* _What you should do_
Report how many lines contain the word "this"; answer with the number only.

* _Data supplied_
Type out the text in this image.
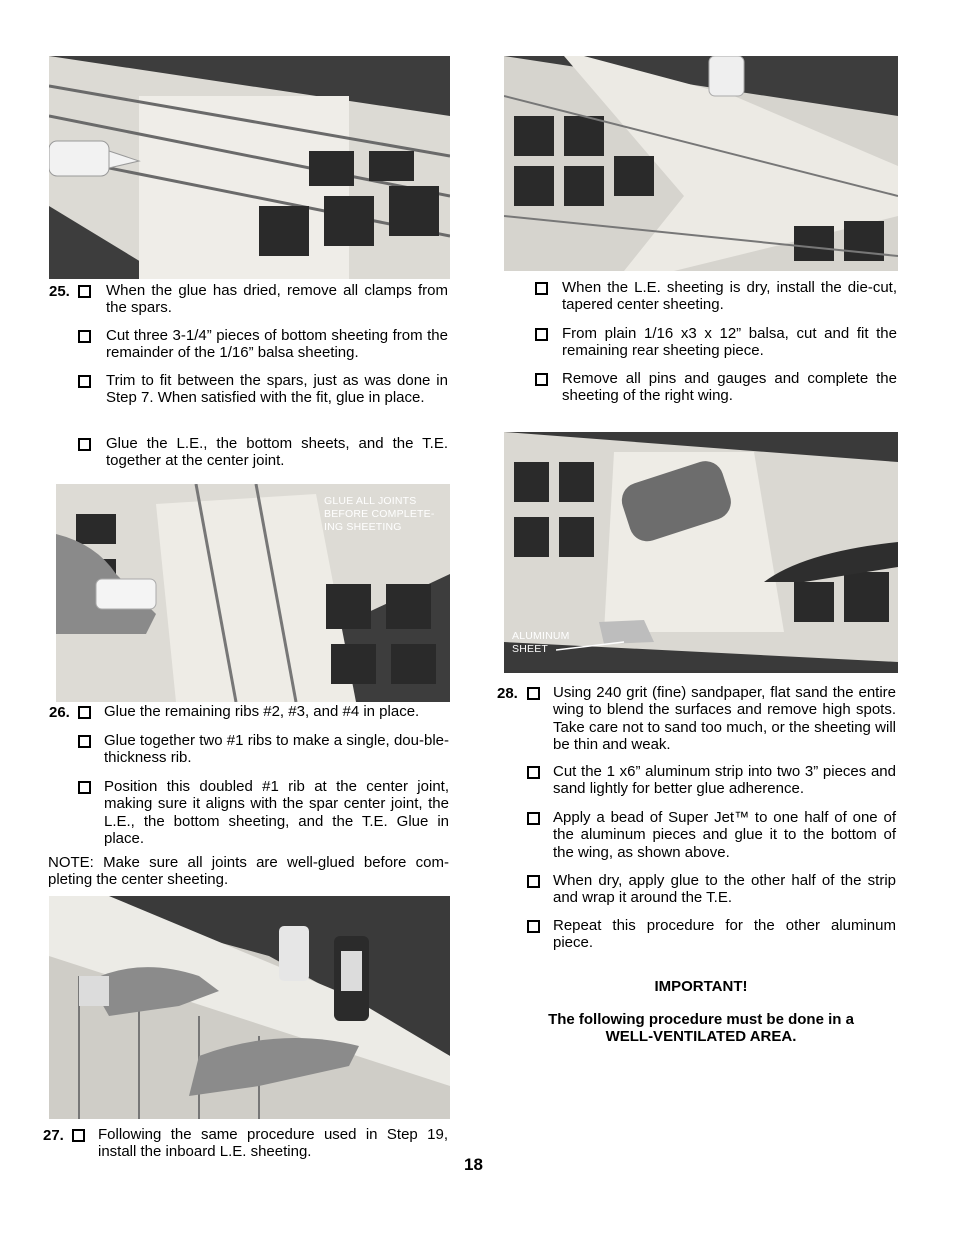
25. When the glue has dried, remove all clamps from the spars.
Cut three 3-1/4” pieces of bottom sheeting from the remainder of the 1/16” balsa sheeting.
Trim to fit between the spars, just as was done in Step 7. When satisfied with the fit, glue in place.
Glue the L.E., the bottom sheets, and the T.E. together at the center joint.
GLUE ALL JOINTS
BEFORE COMPLETE-
ING SHEETING
26. Glue the remaining ribs #2, #3, and #4 in place.
Glue together two #1 ribs to make a single, dou-ble-thickness rib.
Position this doubled #1 rib at the center joint, making sure it aligns with the spar center joint, the L.E., the bottom sheeting, and the T.E. Glue in place.
NOTE: Make sure all joints are well-glued before com-pleting the center sheeting.
27. Following the same procedure used in Step 19, install the inboard L.E. sheeting.
18
When the L.E. sheeting is dry, install the die-cut, tapered center sheeting.
From plain 1/16 x3 x 12” balsa, cut and fit the remaining rear sheeting piece.
Remove all pins and gauges and complete the sheeting of the right wing.
ALUMINUM
SHEET
28. Using 240 grit (fine) sandpaper, flat sand the entire wing to blend the surfaces and remove high spots. Take care not to sand too much, or the sheeting will be thin and weak.
Cut the 1 x6” aluminum strip into two 3” pieces and sand lightly for better glue adherence.
Apply a bead of Super Jet™ to one half of one of the aluminum pieces and glue it to the bottom of the wing, as shown above.
When dry, apply glue to the other half of the strip and wrap it around the T.E.
Repeat this procedure for the other aluminum piece.
IMPORTANT!
The following procedure must be done in a
WELL-VENTILATED AREA.
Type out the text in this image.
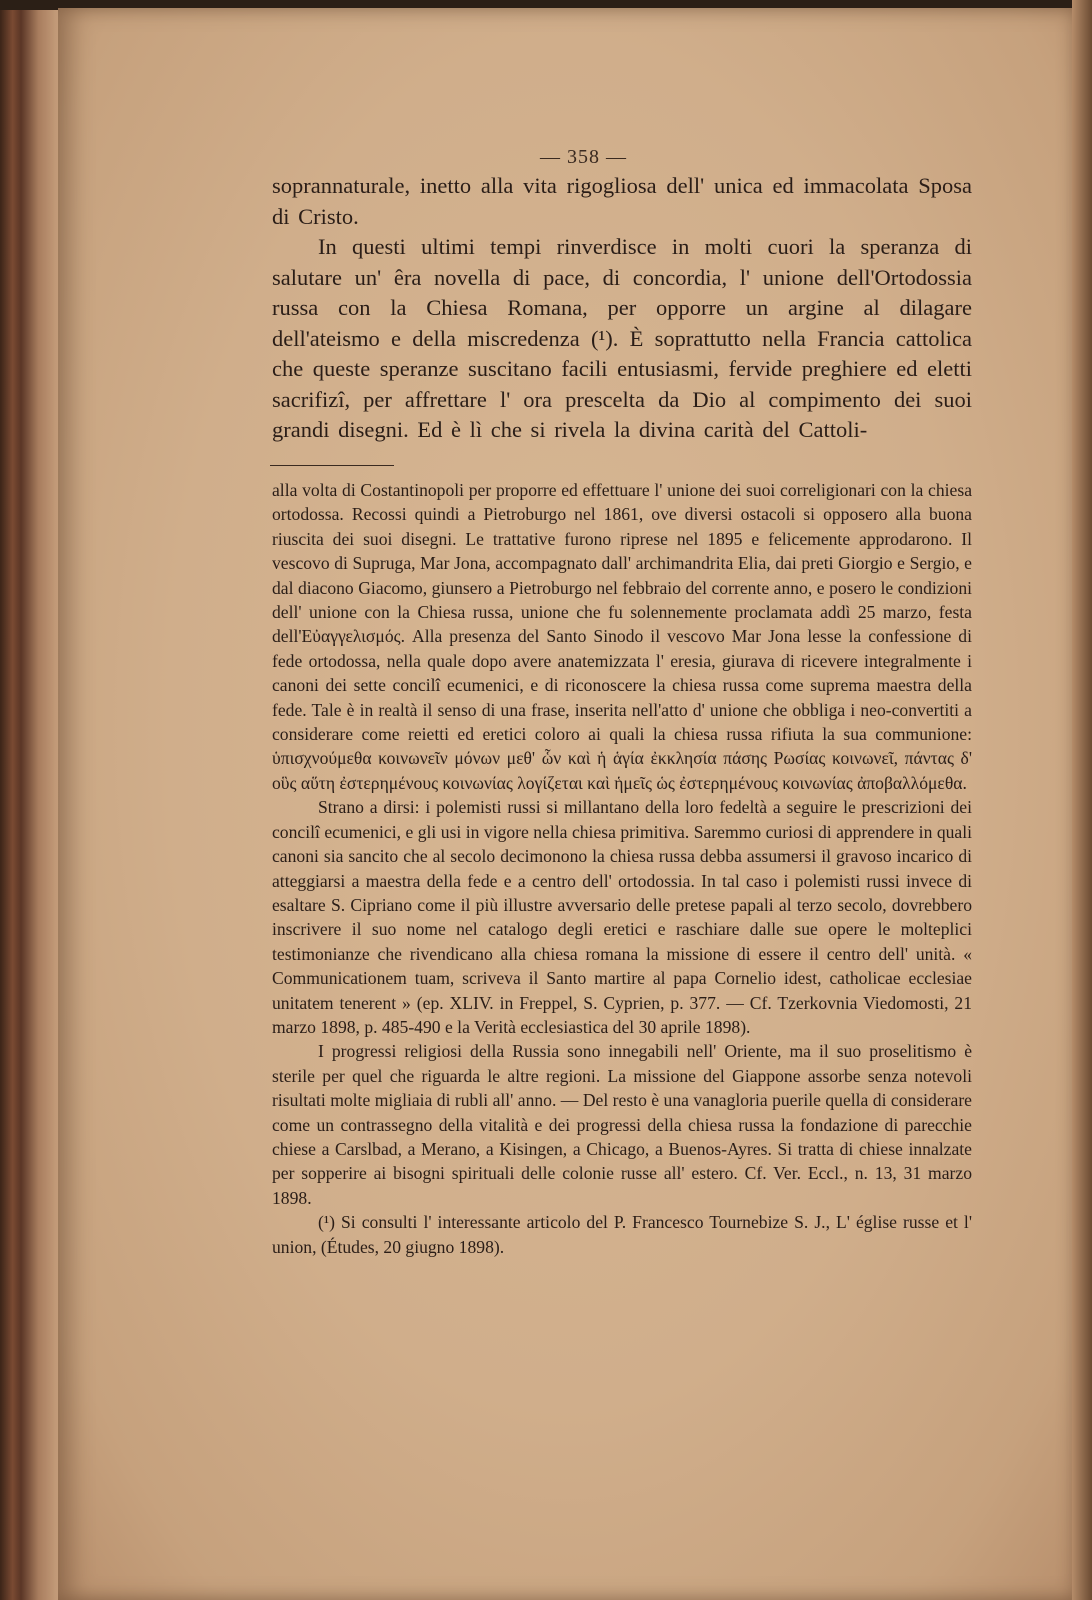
— 358 —

soprannaturale, inetto alla vita rigogliosa dell' unica ed immacolata Sposa di Cristo.

In questi ultimi tempi rinverdisce in molti cuori la speranza di salutare un' êra novella di pace, di concordia, l' unione dell'Ortodossia russa con la Chiesa Romana, per opporre un argine al dilagare dell'ateismo e della miscredenza (¹). È soprattutto nella Francia cattolica che queste speranze suscitano facili entusiasmi, fervide preghiere ed eletti sacrifizî, per affrettare l' ora prescelta da Dio al compimento dei suoi grandi disegni. Ed è lì che si rivela la divina carità del Cattoli-

alla volta di Costantinopoli per proporre ed effettuare l' unione dei suoi correligionari con la chiesa ortodossa. Recossi quindi a Pietroburgo nel 1861, ove diversi ostacoli si opposero alla buona riuscita dei suoi disegni. Le trattative furono riprese nel 1895 e felicemente approdarono. Il vescovo di Supruga, Mar Jona, accompagnato dall' archimandrita Elia, dai preti Giorgio e Sergio, e dal diacono Giacomo, giunsero a Pietroburgo nel febbraio del corrente anno, e posero le condizioni dell' unione con la Chiesa russa, unione che fu solennemente proclamata addì 25 marzo, festa dell'Εὐαγγελισμός. Alla presenza del Santo Sinodo il vescovo Mar Jona lesse la confessione di fede ortodossa, nella quale dopo avere anatemizzata l' eresia, giurava di ricevere integralmente i canoni dei sette concilî ecumenici, e di riconoscere la chiesa russa come suprema maestra della fede. Tale è in realtà il senso di una frase, inserita nell'atto d' unione che obbliga i neo-convertiti a considerare come reietti ed eretici coloro ai quali la chiesa russa rifiuta la sua communione: ὑπισχνούμεθα κοινωνεῖν μόνων μεθ' ὧν καὶ ἡ ἁγία ἐκκλησία πάσης Ρωσίας κοινωνεῖ, πάντας δ' οὓς αὕτη ἐστερημένους κοινωνίας λογίζεται καὶ ἡμεῖς ὡς ἐστερημένους κοινωνίας ἀποβαλλόμεθα.

Strano a dirsi: i polemisti russi si millantano della loro fedeltà a seguire le prescrizioni dei concilî ecumenici, e gli usi in vigore nella chiesa primitiva. Saremmo curiosi di apprendere in quali canoni sia sancito che al secolo decimonono la chiesa russa debba assumersi il gravoso incarico di atteggiarsi a maestra della fede e a centro dell' ortodossia. In tal caso i polemisti russi invece di esaltare S. Cipriano come il più illustre avversario delle pretese papali al terzo secolo, dovrebbero inscrivere il suo nome nel catalogo degli eretici e raschiare dalle sue opere le molteplici testimonianze che rivendicano alla chiesa romana la missione di essere il centro dell' unità. « Communicationem tuam, scriveva il Santo martire al papa Cornelio idest, catholicae ecclesiae unitatem tenerent » (ep. XLIV. in Freppel, S. Cyprien, p. 377. — Cf. Tzerkovnia Viedomosti, 21 marzo 1898, p. 485-490 e la Verità ecclesiastica del 30 aprile 1898).

I progressi religiosi della Russia sono innegabili nell' Oriente, ma il suo proselitismo è sterile per quel che riguarda le altre regioni. La missione del Giappone assorbe senza notevoli risultati molte migliaia di rubli all' anno. — Del resto è una vanagloria puerile quella di considerare come un contrassegno della vitalità e dei progressi della chiesa russa la fondazione di parecchie chiese a Carslbad, a Merano, a Kisingen, a Chicago, a Buenos-Ayres. Si tratta di chiese innalzate per sopperire ai bisogni spirituali delle colonie russe all' estero. Cf. Ver. Eccl., n. 13, 31 marzo 1898.

(¹) Si consulti l' interessante articolo del P. Francesco Tournebize S. J., L' église russe et l' union, (Études, 20 giugno 1898).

* _Reply_
4